[Source data]
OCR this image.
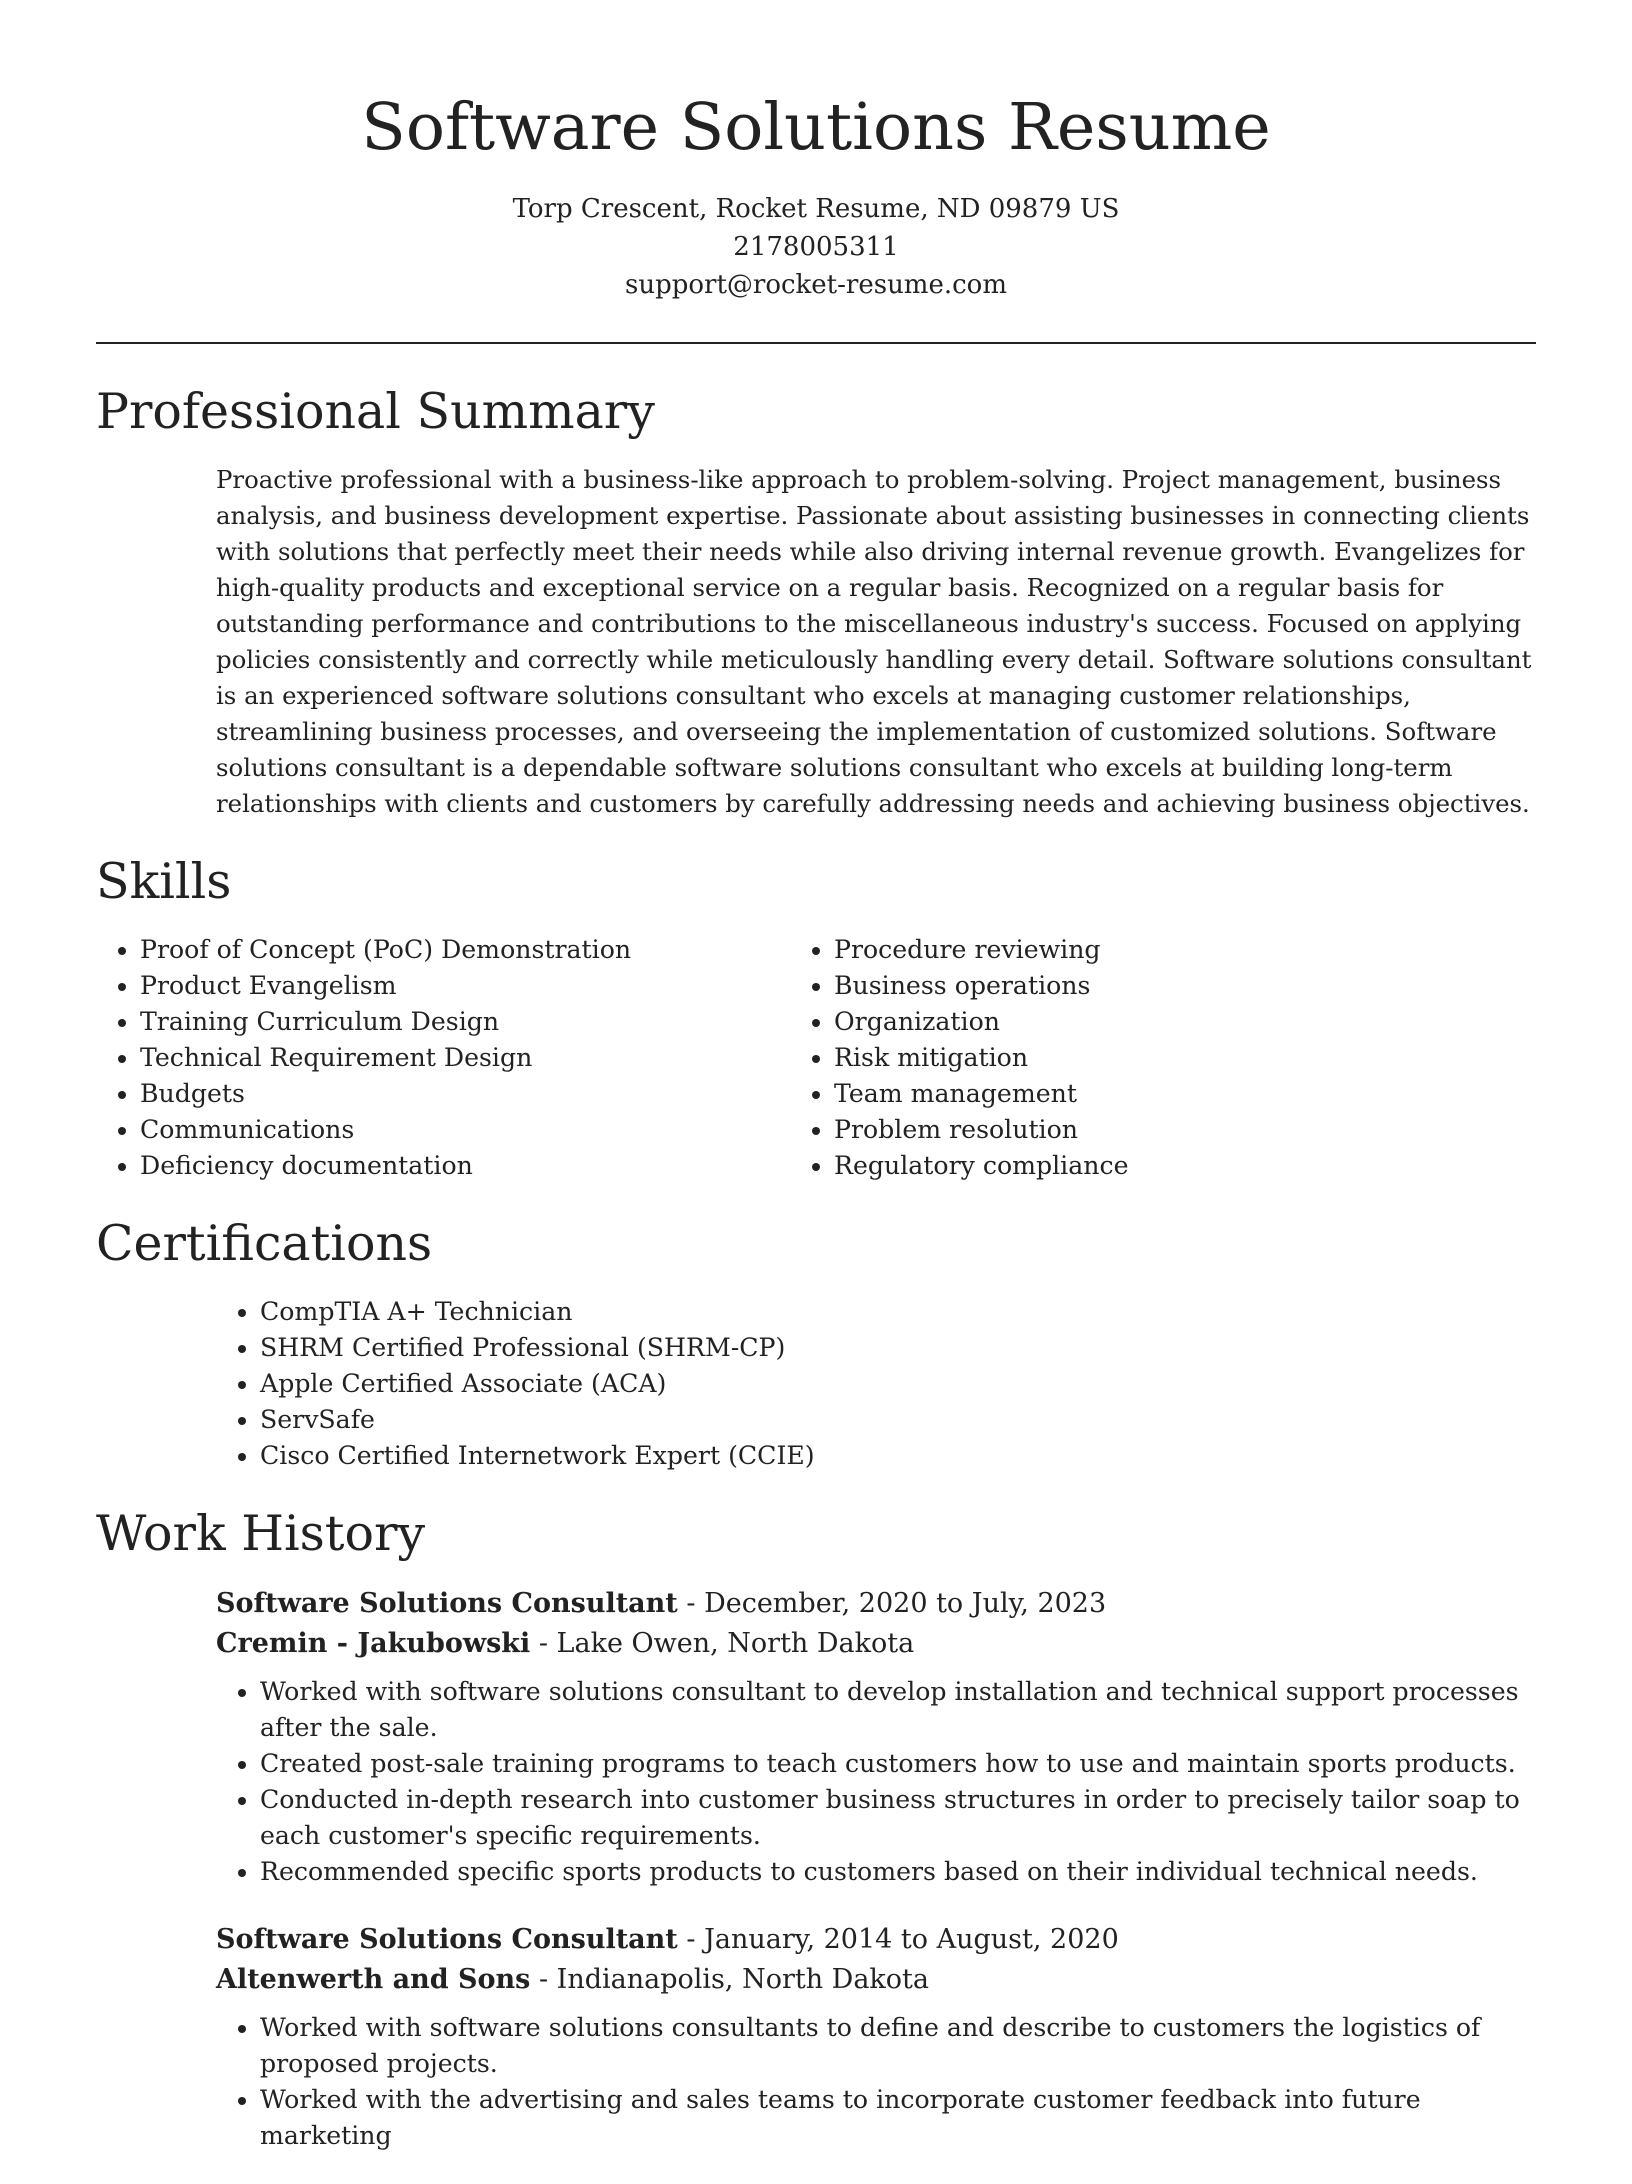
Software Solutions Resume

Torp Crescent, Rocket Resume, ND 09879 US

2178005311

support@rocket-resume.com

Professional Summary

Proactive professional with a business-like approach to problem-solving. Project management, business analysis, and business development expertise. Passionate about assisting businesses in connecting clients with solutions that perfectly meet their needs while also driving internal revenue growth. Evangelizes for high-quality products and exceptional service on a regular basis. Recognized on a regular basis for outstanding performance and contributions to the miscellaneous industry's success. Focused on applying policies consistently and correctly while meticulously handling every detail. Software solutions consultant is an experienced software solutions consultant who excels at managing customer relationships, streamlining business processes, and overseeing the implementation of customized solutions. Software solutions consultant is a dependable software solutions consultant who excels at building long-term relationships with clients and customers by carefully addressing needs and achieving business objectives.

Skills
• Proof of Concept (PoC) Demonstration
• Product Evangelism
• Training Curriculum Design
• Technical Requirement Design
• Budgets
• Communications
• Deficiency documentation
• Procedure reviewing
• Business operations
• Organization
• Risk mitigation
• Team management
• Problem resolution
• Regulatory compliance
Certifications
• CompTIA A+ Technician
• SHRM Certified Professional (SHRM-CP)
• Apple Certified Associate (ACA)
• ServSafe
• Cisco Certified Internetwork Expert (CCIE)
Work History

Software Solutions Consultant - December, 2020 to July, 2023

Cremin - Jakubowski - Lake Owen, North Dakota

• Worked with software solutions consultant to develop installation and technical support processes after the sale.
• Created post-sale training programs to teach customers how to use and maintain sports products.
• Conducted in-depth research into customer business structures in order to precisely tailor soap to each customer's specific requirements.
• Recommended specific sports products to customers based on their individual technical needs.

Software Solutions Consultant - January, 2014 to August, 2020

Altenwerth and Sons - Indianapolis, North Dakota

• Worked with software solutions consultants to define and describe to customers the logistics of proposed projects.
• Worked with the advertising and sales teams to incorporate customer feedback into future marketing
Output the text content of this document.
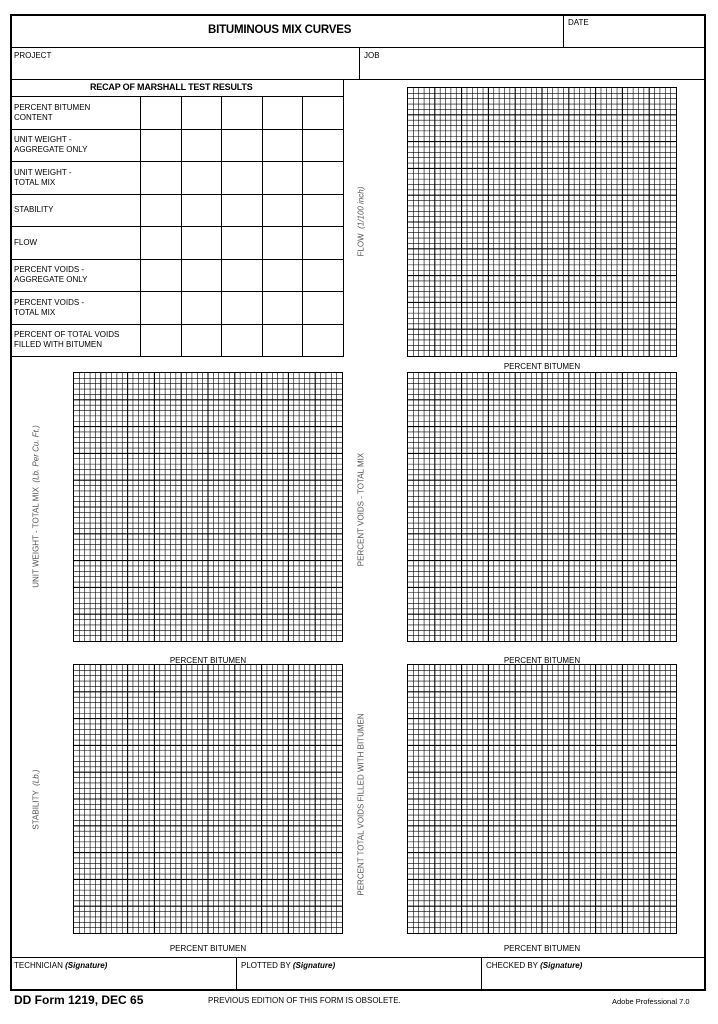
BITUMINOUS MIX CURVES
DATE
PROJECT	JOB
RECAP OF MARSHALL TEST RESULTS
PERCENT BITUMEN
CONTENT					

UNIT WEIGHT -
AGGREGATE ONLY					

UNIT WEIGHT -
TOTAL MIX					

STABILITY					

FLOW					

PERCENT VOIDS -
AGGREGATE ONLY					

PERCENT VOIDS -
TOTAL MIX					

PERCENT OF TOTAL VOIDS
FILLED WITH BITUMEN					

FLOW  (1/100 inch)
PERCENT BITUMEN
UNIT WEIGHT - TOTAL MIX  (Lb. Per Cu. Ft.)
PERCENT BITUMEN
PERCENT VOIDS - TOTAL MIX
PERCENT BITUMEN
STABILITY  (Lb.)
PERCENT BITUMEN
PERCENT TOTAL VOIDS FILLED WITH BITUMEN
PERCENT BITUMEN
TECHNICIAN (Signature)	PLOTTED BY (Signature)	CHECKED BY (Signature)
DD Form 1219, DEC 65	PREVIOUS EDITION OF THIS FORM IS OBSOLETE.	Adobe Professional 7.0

Goal of the exercise -> Make a verbatim copy of all the entries and strip out the pictures.

Complete response ->
OCR this image.
Software Solutions Resume

Torp Crescent, Rocket Resume, ND 09879 US

2178005311

support@rocket-resume.com

Professional Summary

Proactive professional with a business-like approach to problem-solving. Project management, business analysis, and business development expertise. Passionate about assisting businesses in connecting clients with solutions that perfectly meet their needs while also driving internal revenue growth. Evangelizes for high-quality products and exceptional service on a regular basis. Recognized on a regular basis for outstanding performance and contributions to the miscellaneous industry's success. Focused on applying policies consistently and correctly while meticulously handling every detail. Software solutions consultant is an experienced software solutions consultant who excels at managing customer relationships, streamlining business processes, and overseeing the implementation of customized solutions. Software solutions consultant is a dependable software solutions consultant who excels at building long-term relationships with clients and customers by carefully addressing needs and achieving business objectives.

Skills
• Proof of Concept (PoC) Demonstration
• Product Evangelism
• Training Curriculum Design
• Technical Requirement Design
• Budgets
• Communications
• Deficiency documentation
• Procedure reviewing
• Business operations
• Organization
• Risk mitigation
• Team management
• Problem resolution
• Regulatory compliance
Certifications
• CompTIA A+ Technician
• SHRM Certified Professional (SHRM-CP)
• Apple Certified Associate (ACA)
• ServSafe
• Cisco Certified Internetwork Expert (CCIE)
Work History

Software Solutions Consultant - December, 2020 to July, 2023

Cremin - Jakubowski - Lake Owen, North Dakota

• Worked with software solutions consultant to develop installation and technical support processes after the sale.
• Created post-sale training programs to teach customers how to use and maintain sports products.
• Conducted in-depth research into customer business structures in order to precisely tailor soap to each customer's specific requirements.
• Recommended specific sports products to customers based on their individual technical needs.

Software Solutions Consultant - January, 2014 to August, 2020

Altenwerth and Sons - Indianapolis, North Dakota

• Worked with software solutions consultants to define and describe to customers the logistics of proposed projects.
• Worked with the advertising and sales teams to incorporate customer feedback into future marketing
Output the text content of this document.
BITUMINOUS MIX CURVES
DATE
PROJECT	JOB
RECAP OF MARSHALL TEST RESULTS
PERCENT BITUMEN
CONTENT					

UNIT WEIGHT -
AGGREGATE ONLY					

UNIT WEIGHT -
TOTAL MIX					

STABILITY					

FLOW					

PERCENT VOIDS -
AGGREGATE ONLY					

PERCENT VOIDS -
TOTAL MIX					

PERCENT OF TOTAL VOIDS
FILLED WITH BITUMEN					

FLOW  (1/100 inch)
PERCENT BITUMEN
UNIT WEIGHT - TOTAL MIX  (Lb. Per Cu. Ft.)
PERCENT BITUMEN
PERCENT VOIDS - TOTAL MIX
PERCENT BITUMEN
STABILITY  (Lb.)
PERCENT BITUMEN
PERCENT TOTAL VOIDS FILLED WITH BITUMEN
PERCENT BITUMEN
TECHNICIAN (Signature)	PLOTTED BY (Signature)	CHECKED BY (Signature)
DD Form 1219, DEC 65	PREVIOUS EDITION OF THIS FORM IS OBSOLETE.	Adobe Professional 7.0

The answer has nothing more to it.